## Start DATA

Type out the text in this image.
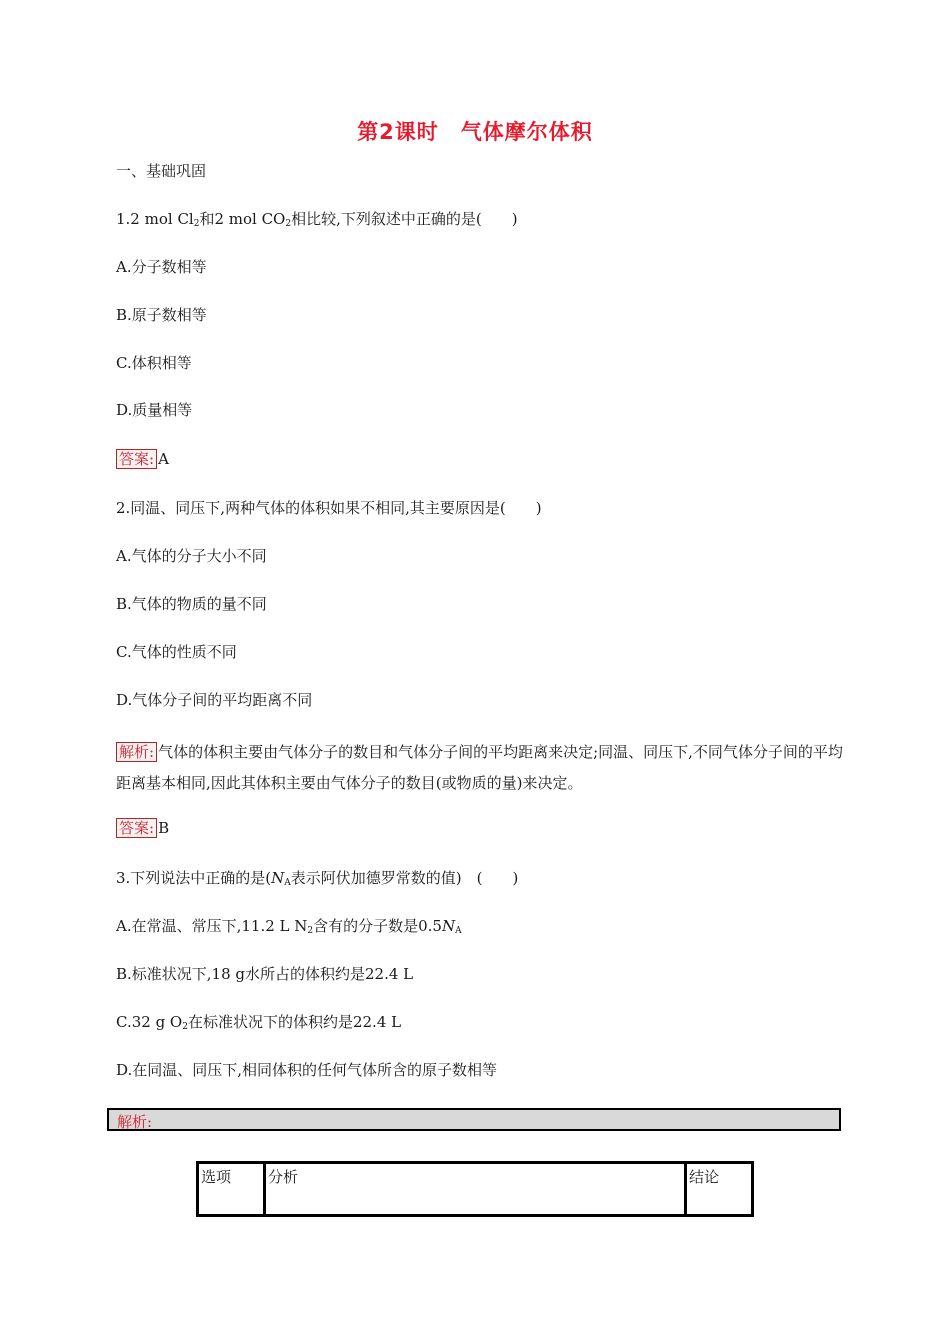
第2课时　气体摩尔体积
一、基础巩固
1.2 mol $Cl_2$和2 mol $CO_2$相比较,下列叙述中正确的是(　　)
A.分子数相等
B.原子数相等
C.体积相等
D.质量相等
答案: A
2.同温、同压下,两种气体的体积如果不相同,其主要原因是(　　)
A.气体的分子大小不同
B.气体的物质的量不同
C.气体的性质不同
D.气体分子间的平均距离不同
解析: 气体的体积主要由气体分子的数目和气体分子间的平均距离来决定;同温、同压下,不同气体分子间的平均距离基本相同,因此其体积主要由气体分子的数目(或物质的量)来决定。
答案: B
3.下列说法中正确的是($N_A$表示阿伏加德罗常数的值)　(　　)
A.在常温、常压下,11.2 L $N_2$含有的分子数是$0.5N_A$
B.标准状况下,18 g水所占的体积约是22.4 L
C.32 g $O_2$在标准状况下的体积约是22.4 L
D.在同温、同压下,相同体积的任何气体所含的原子数相等
解析:
选项	分析	结论
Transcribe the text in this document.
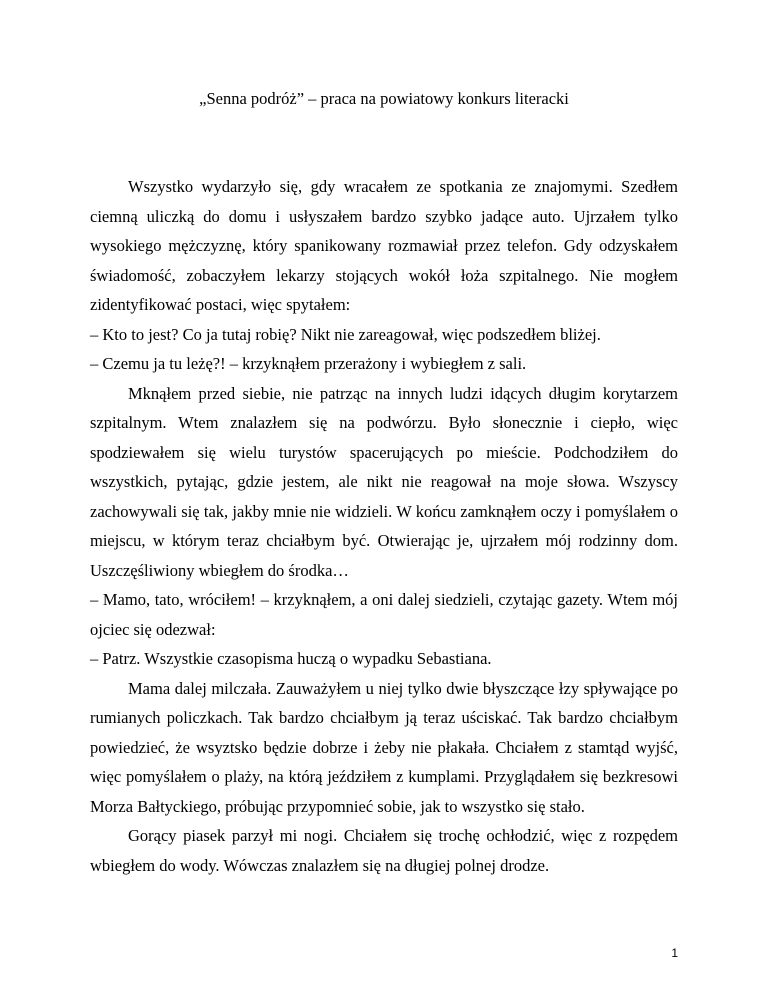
„Senna podróż” – praca na powiatowy konkurs literacki

Wszystko wydarzyło się, gdy wracałem ze spotkania ze znajomymi. Szedłem ciemną uliczką do domu i usłyszałem bardzo szybko jadące auto. Ujrzałem tylko wysokiego mężczyznę, który spanikowany rozmawiał przez telefon. Gdy odzyskałem świadomość, zobaczyłem lekarzy stojących wokół łoża szpitalnego. Nie mogłem zidentyfikować postaci, więc spytałem:

– Kto to jest? Co ja tutaj robię? Nikt nie zareagował, więc podszedłem bliżej.

– Czemu ja tu leżę?! – krzyknąłem przerażony i wybiegłem z sali.

Mknąłem przed siebie, nie patrząc na innych ludzi idących długim korytarzem szpitalnym. Wtem znalazłem się na podwórzu. Było słonecznie i ciepło, więc spodziewałem się wielu turystów spacerujących po mieście. Podchodziłem do wszystkich, pytając, gdzie jestem, ale nikt nie reagował na moje słowa. Wszyscy zachowywali się tak, jakby mnie nie widzieli. W końcu zamknąłem oczy i pomyślałem o miejscu, w którym teraz chciałbym być. Otwierając je, ujrzałem mój rodzinny dom. Uszczęśliwiony wbiegłem do środka…

– Mamo, tato, wróciłem! – krzyknąłem, a oni dalej siedzieli, czytając gazety. Wtem mój ojciec się odezwał:

– Patrz. Wszystkie czasopisma huczą o wypadku Sebastiana.

Mama dalej milczała. Zauważyłem u niej tylko dwie błyszczące łzy spływające po rumianych policzkach. Tak bardzo chciałbym ją teraz uściskać. Tak bardzo chciałbym powiedzieć, że wsyztsko będzie dobrze i żeby nie płakała. Chciałem z stamtąd wyjść, więc pomyślałem o plaży, na którą jeździłem z kumplami. Przyglądałem się bezkresowi Morza Bałtyckiego, próbując przypomnieć sobie, jak to wszystko się stało.

Gorący piasek parzył mi nogi. Chciałem się trochę ochłodzić, więc z rozpędem wbiegłem do wody. Wówczas znalazłem się na długiej polnej drodze.

1
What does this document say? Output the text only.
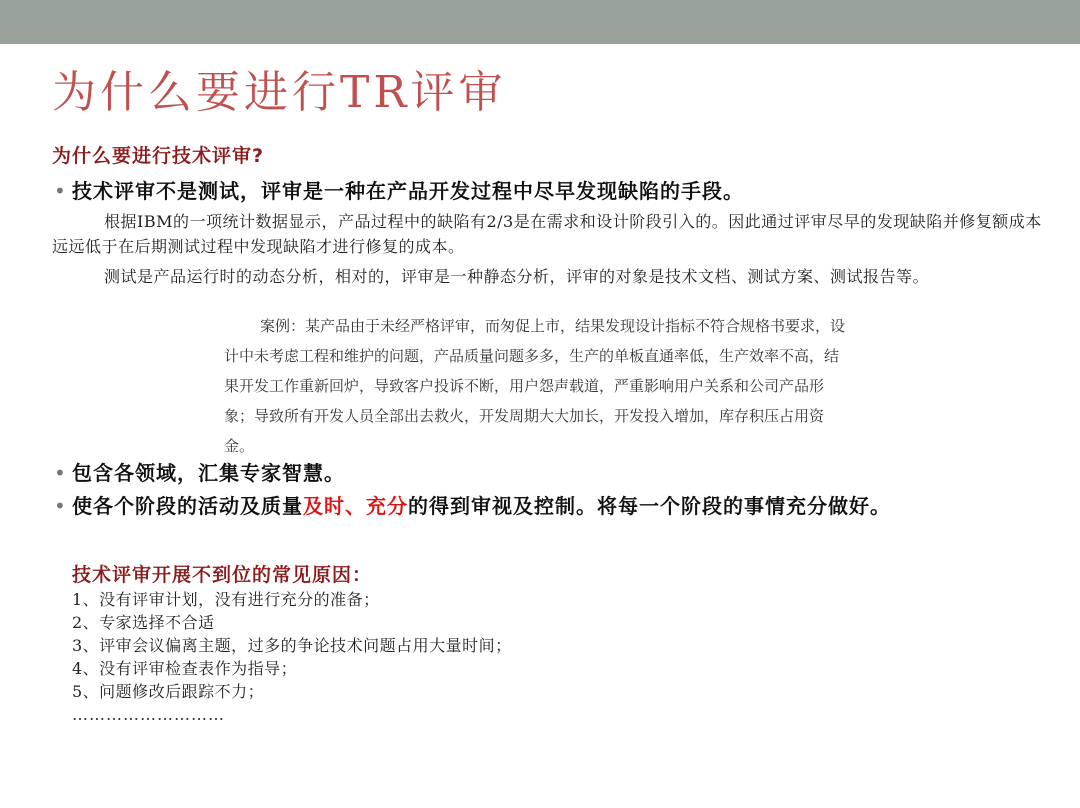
为什么要进行TR评审
为什么要进行技术评审?
• 技术评审不是测试，评审是一种在产品开发过程中尽早发现缺陷的手段。
根据IBM的一项统计数据显示，产品过程中的缺陷有2/3是在需求和设计阶段引入的。因此通过评审尽早的发现缺陷并修复额成本远远低于在后期测试过程中发现缺陷才进行修复的成本。
测试是产品运行时的动态分析，相对的，评审是一种静态分析，评审的对象是技术文档、测试方案、测试报告等。
案例：某产品由于未经严格评审，而匆促上市，结果发现设计指标不符合规格书要求，设
计中未考虑工程和维护的问题，产品质量问题多多，生产的单板直通率低，生产效率不高，结
果开发工作重新回炉，导致客户投诉不断，用户怨声载道，严重影响用户关系和公司产品形
象；导致所有开发人员全部出去救火，开发周期大大加长，开发投入增加，库存积压占用资
金。
• 包含各领域，汇集专家智慧。
• 使各个阶段的活动及质量及时、充分的得到审视及控制。将每一个阶段的事情充分做好。
技术评审开展不到位的常见原因：
1、没有评审计划，没有进行充分的准备；
2、专家选择不合适
3、评审会议偏离主题，过多的争论技术问题占用大量时间；
4、没有评审检查表作为指导；
5、问题修改后跟踪不力；
………………………
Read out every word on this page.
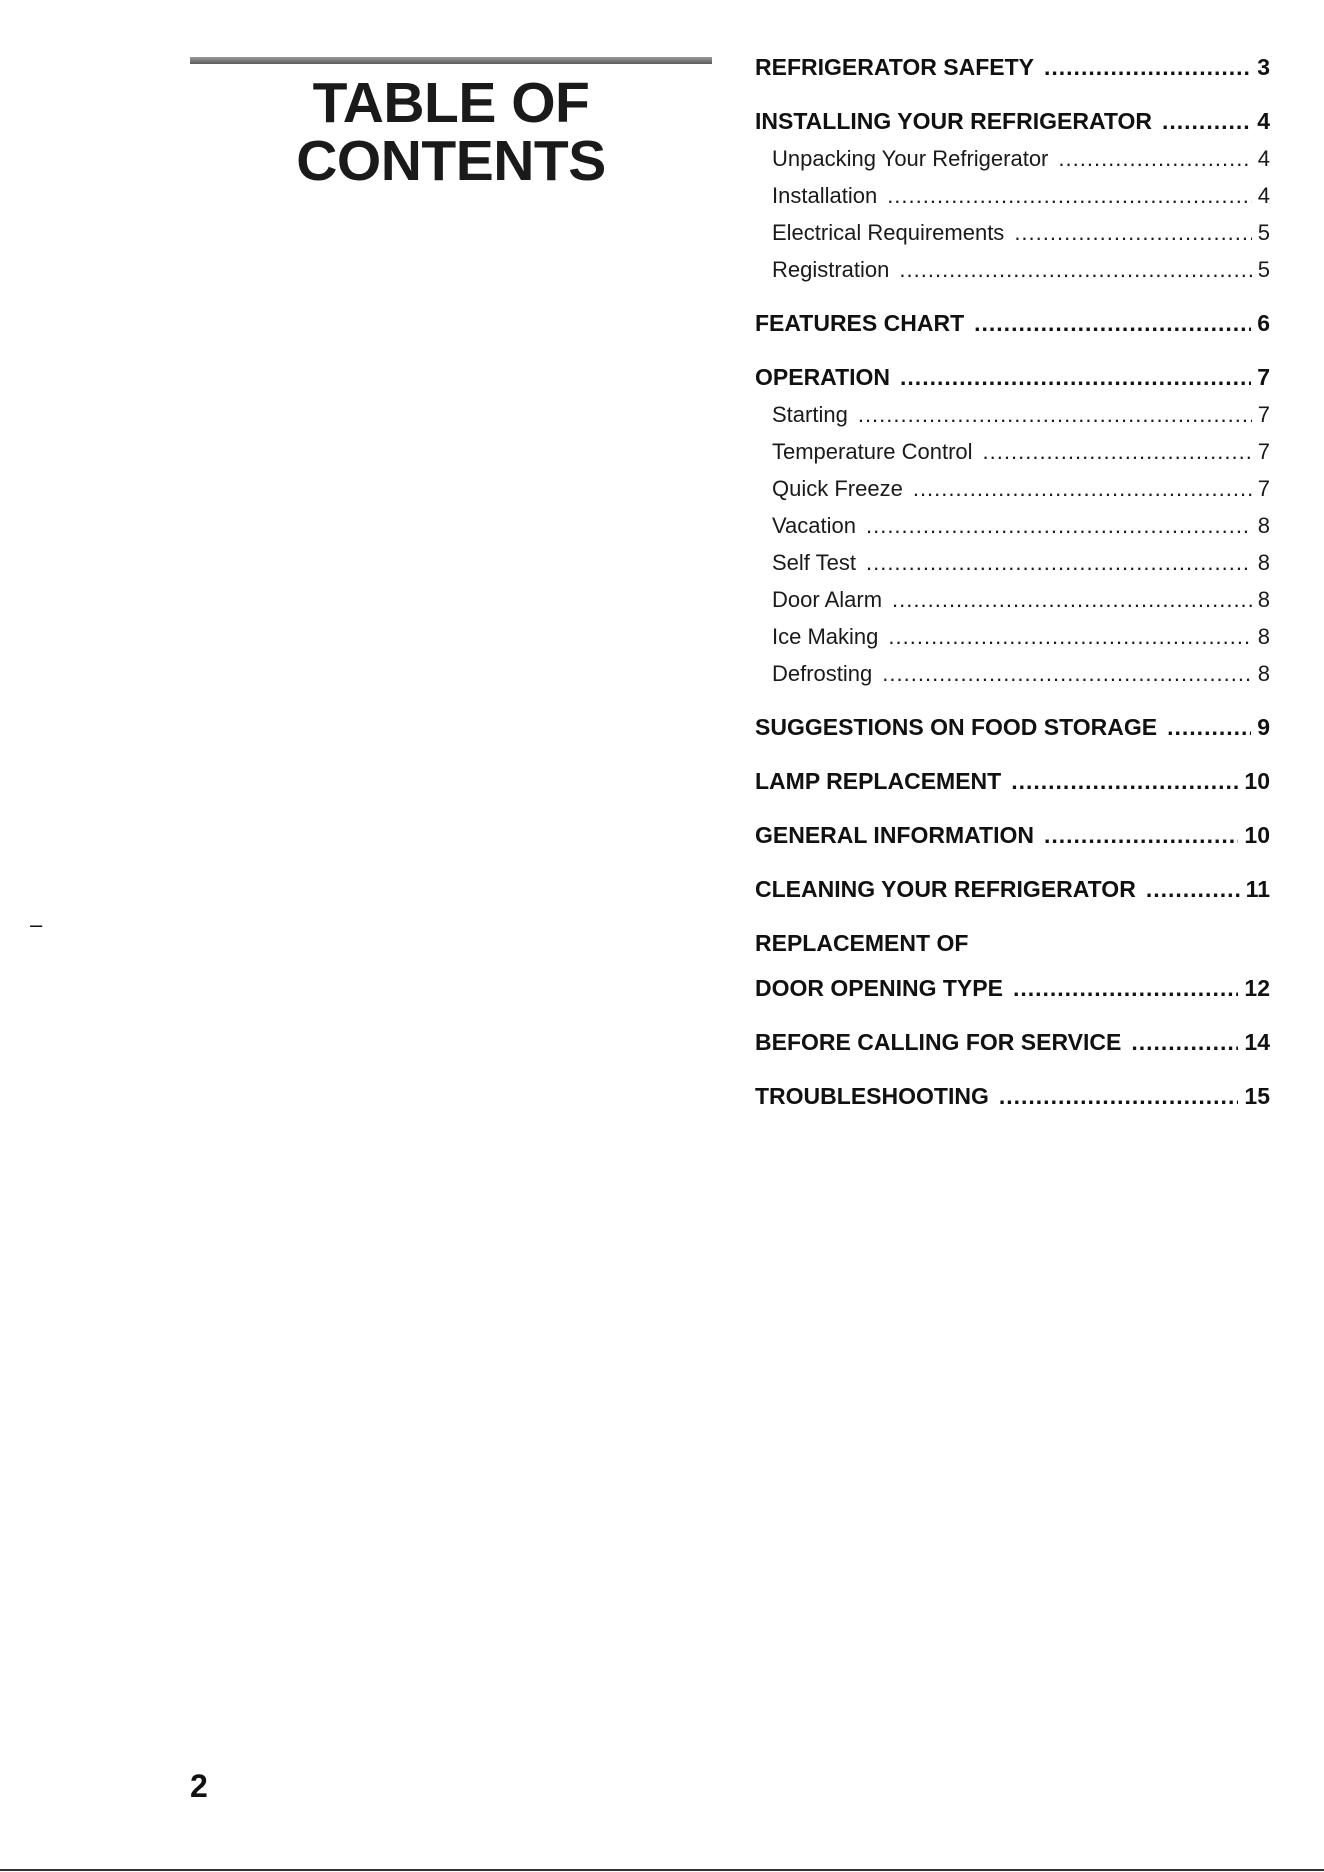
TABLE OF
CONTENTS
REFRIGERATOR SAFETY .....	3
INSTALLING YOUR REFRIGERATOR .....	4
Unpacking Your Refrigerator .....	4
Installation .....	4
Electrical Requirements .....	5
Registration .....	5
FEATURES CHART .....	6
OPERATION .....	7
Starting .....	7
Temperature Control .....	7
Quick Freeze .....	7
Vacation .....	8
Self Test .....	8
Door Alarm .....	8
Ice Making .....	8
Defrosting .....	8
SUGGESTIONS ON FOOD STORAGE .....	9
LAMP REPLACEMENT .....	10
GENERAL INFORMATION .....	10
CLEANING YOUR REFRIGERATOR .....	11
REPLACEMENT OF
DOOR OPENING TYPE .....	12
BEFORE CALLING FOR SERVICE .....	14
TROUBLESHOOTING .....	15
–
2
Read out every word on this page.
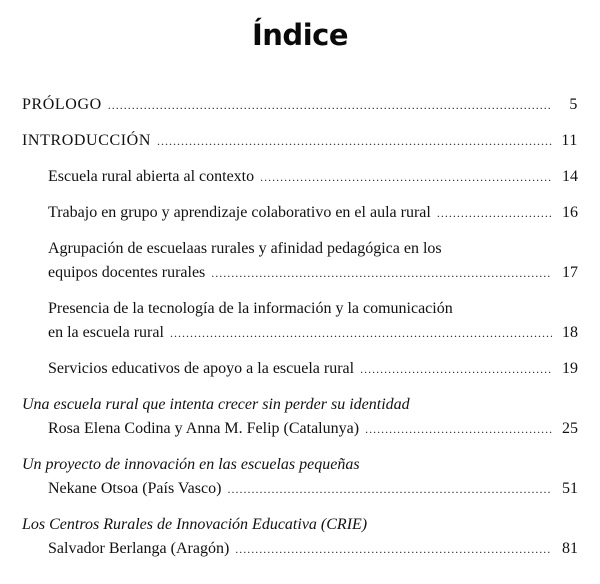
Índice
PRÓLOGO .....	5
INTRODUCCIÓN .....	11
Escuela rural abierta al contexto .....	14
Trabajo en grupo y aprendizaje colaborativo en el aula rural .....	16
Agrupación de escuelaas rurales y afinidad pedagógica en los
equipos docentes rurales .....	17
Presencia de la tecnología de la información y la comunicación
en la escuela rural .....	18
Servicios educativos de apoyo a la escuela rural .....	19
Una escuela rural que intenta crecer sin perder su identidad
Rosa Elena Codina y Anna M. Felip (Catalunya) .....	25
Un proyecto de innovación en las escuelas pequeñas
Nekane Otsoa (País Vasco) .....	51
Los Centros Rurales de Innovación Educativa (CRIE)
Salvador Berlanga (Aragón) .....	81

## End DATA

(WHAT IS EXPECTED) Please set down each line of the data above exactly as written, without the pictures.

(RESULT FOR THIS EXERCISE)
Type out the text in this image.
第2课时　气体摩尔体积
一、基础巩固
1.2 mol $Cl_2$和2 mol $CO_2$相比较,下列叙述中正确的是(　　)
A.分子数相等
B.原子数相等
C.体积相等
D.质量相等
答案: A
2.同温、同压下,两种气体的体积如果不相同,其主要原因是(　　)
A.气体的分子大小不同
B.气体的物质的量不同
C.气体的性质不同
D.气体分子间的平均距离不同
解析: 气体的体积主要由气体分子的数目和气体分子间的平均距离来决定;同温、同压下,不同气体分子间的平均距离基本相同,因此其体积主要由气体分子的数目(或物质的量)来决定。
答案: B
3.下列说法中正确的是($N_A$表示阿伏加德罗常数的值)　(　　)
A.在常温、常压下,11.2 L $N_2$含有的分子数是$0.5N_A$
B.标准状况下,18 g水所占的体积约是22.4 L
C.32 g $O_2$在标准状况下的体积约是22.4 L
D.在同温、同压下,相同体积的任何气体所含的原子数相等
解析:
选项	分析	结论
Transcribe the text in this document.
„Senna podróż” – praca na powiatowy konkurs literacki

Wszystko wydarzyło się, gdy wracałem ze spotkania ze znajomymi. Szedłem ciemną uliczką do domu i usłyszałem bardzo szybko jadące auto. Ujrzałem tylko wysokiego mężczyznę, który spanikowany rozmawiał przez telefon. Gdy odzyskałem świadomość, zobaczyłem lekarzy stojących wokół łoża szpitalnego. Nie mogłem zidentyfikować postaci, więc spytałem:

– Kto to jest? Co ja tutaj robię? Nikt nie zareagował, więc podszedłem bliżej.

– Czemu ja tu leżę?! – krzyknąłem przerażony i wybiegłem z sali.

Mknąłem przed siebie, nie patrząc na innych ludzi idących długim korytarzem szpitalnym. Wtem znalazłem się na podwórzu. Było słonecznie i ciepło, więc spodziewałem się wielu turystów spacerujących po mieście. Podchodziłem do wszystkich, pytając, gdzie jestem, ale nikt nie reagował na moje słowa. Wszyscy zachowywali się tak, jakby mnie nie widzieli. W końcu zamknąłem oczy i pomyślałem o miejscu, w którym teraz chciałbym być. Otwierając je, ujrzałem mój rodzinny dom. Uszczęśliwiony wbiegłem do środka…

– Mamo, tato, wróciłem! – krzyknąłem, a oni dalej siedzieli, czytając gazety. Wtem mój ojciec się odezwał:

– Patrz. Wszystkie czasopisma huczą o wypadku Sebastiana.

Mama dalej milczała. Zauważyłem u niej tylko dwie błyszczące łzy spływające po rumianych policzkach. Tak bardzo chciałbym ją teraz uściskać. Tak bardzo chciałbym powiedzieć, że wsyztsko będzie dobrze i żeby nie płakała. Chciałem z stamtąd wyjść, więc pomyślałem o plaży, na którą jeździłem z kumplami. Przyglądałem się bezkresowi Morza Bałtyckiego, próbując przypomnieć sobie, jak to wszystko się stało.

Gorący piasek parzył mi nogi. Chciałem się trochę ochłodzić, więc z rozpędem wbiegłem do wody. Wówczas znalazłem się na długiej polnej drodze.

1
What does this document say? Output the text only.
为什么要进行TR评审
为什么要进行技术评审?
• 技术评审不是测试，评审是一种在产品开发过程中尽早发现缺陷的手段。
根据IBM的一项统计数据显示，产品过程中的缺陷有2/3是在需求和设计阶段引入的。因此通过评审尽早的发现缺陷并修复额成本远远低于在后期测试过程中发现缺陷才进行修复的成本。
测试是产品运行时的动态分析，相对的，评审是一种静态分析，评审的对象是技术文档、测试方案、测试报告等。
案例：某产品由于未经严格评审，而匆促上市，结果发现设计指标不符合规格书要求，设
计中未考虑工程和维护的问题，产品质量问题多多，生产的单板直通率低，生产效率不高，结
果开发工作重新回炉，导致客户投诉不断，用户怨声载道，严重影响用户关系和公司产品形
象；导致所有开发人员全部出去救火，开发周期大大加长，开发投入增加，库存积压占用资
金。
• 包含各领域，汇集专家智慧。
• 使各个阶段的活动及质量及时、充分的得到审视及控制。将每一个阶段的事情充分做好。
技术评审开展不到位的常见原因：
1、没有评审计划，没有进行充分的准备；
2、专家选择不合适
3、评审会议偏离主题，过多的争论技术问题占用大量时间；
4、没有评审检查表作为指导；
5、问题修改后跟踪不力；
………………………
Read out every word on this page.
TABLE OF
CONTENTS
REFRIGERATOR SAFETY .....	3
INSTALLING YOUR REFRIGERATOR .....	4
Unpacking Your Refrigerator .....	4
Installation .....	4
Electrical Requirements .....	5
Registration .....	5
FEATURES CHART .....	6
OPERATION .....	7
Starting .....	7
Temperature Control .....	7
Quick Freeze .....	7
Vacation .....	8
Self Test .....	8
Door Alarm .....	8
Ice Making .....	8
Defrosting .....	8
SUGGESTIONS ON FOOD STORAGE .....	9
LAMP REPLACEMENT .....	10
GENERAL INFORMATION .....	10
CLEANING YOUR REFRIGERATOR .....	11
REPLACEMENT OF
DOOR OPENING TYPE .....	12
BEFORE CALLING FOR SERVICE .....	14
TROUBLESHOOTING .....	15
–
2
Read out every word on this page.
Índice
PRÓLOGO .....	5
INTRODUCCIÓN .....	11
Escuela rural abierta al contexto .....	14
Trabajo en grupo y aprendizaje colaborativo en el aula rural .....	16
Agrupación de escuelaas rurales y afinidad pedagógica en los
equipos docentes rurales .....	17
Presencia de la tecnología de la información y la comunicación
en la escuela rural .....	18
Servicios educativos de apoyo a la escuela rural .....	19
Una escuela rural que intenta crecer sin perder su identidad
Rosa Elena Codina y Anna M. Felip (Catalunya) .....	25
Un proyecto de innovación en las escuelas pequeñas
Nekane Otsoa (País Vasco) .....	51
Los Centros Rurales de Innovación Educativa (CRIE)
Salvador Berlanga (Aragón) .....	81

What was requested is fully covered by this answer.